## What is needed:
Search the records for the word "screenshot" and pick out every line that has it.
** START Dataset excerpts **
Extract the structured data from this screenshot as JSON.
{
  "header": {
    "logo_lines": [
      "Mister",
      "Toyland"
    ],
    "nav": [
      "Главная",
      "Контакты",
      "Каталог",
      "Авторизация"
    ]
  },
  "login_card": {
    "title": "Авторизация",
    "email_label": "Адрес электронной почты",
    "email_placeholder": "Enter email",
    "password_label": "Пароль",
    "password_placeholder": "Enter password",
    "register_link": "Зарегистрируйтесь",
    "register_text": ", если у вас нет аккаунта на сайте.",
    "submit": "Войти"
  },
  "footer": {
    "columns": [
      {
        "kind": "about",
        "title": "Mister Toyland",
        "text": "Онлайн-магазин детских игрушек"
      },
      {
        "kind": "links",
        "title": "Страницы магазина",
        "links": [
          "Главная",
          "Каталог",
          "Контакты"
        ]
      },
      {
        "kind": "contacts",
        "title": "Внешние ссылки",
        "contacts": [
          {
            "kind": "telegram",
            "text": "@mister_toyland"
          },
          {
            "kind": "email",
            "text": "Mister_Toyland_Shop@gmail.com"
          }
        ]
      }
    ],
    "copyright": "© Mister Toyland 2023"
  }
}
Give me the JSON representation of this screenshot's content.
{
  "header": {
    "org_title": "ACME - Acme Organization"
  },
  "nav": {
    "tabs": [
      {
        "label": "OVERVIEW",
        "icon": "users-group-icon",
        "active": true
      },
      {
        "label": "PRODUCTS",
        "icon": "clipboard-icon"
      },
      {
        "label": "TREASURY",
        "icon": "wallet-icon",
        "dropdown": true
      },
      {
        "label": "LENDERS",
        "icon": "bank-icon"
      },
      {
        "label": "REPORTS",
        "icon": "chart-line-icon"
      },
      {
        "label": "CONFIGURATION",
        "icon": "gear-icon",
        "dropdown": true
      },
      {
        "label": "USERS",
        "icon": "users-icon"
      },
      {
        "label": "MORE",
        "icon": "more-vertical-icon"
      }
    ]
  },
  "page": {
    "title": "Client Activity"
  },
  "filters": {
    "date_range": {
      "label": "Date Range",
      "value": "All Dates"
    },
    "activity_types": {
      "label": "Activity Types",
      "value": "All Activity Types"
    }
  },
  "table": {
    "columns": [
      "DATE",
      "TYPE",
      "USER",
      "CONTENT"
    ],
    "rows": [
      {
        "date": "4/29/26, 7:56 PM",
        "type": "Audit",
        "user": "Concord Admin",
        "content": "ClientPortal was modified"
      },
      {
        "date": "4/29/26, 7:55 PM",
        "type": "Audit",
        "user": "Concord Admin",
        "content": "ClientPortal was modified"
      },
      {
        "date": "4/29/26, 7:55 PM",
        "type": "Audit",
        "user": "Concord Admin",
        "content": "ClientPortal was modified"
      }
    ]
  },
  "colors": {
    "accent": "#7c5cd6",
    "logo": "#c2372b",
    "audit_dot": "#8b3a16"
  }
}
** END Dataset excerpts **
## Written response:
Extract the structured data from this screenshot as JSON.
Give me the JSON representation of this screenshot's content.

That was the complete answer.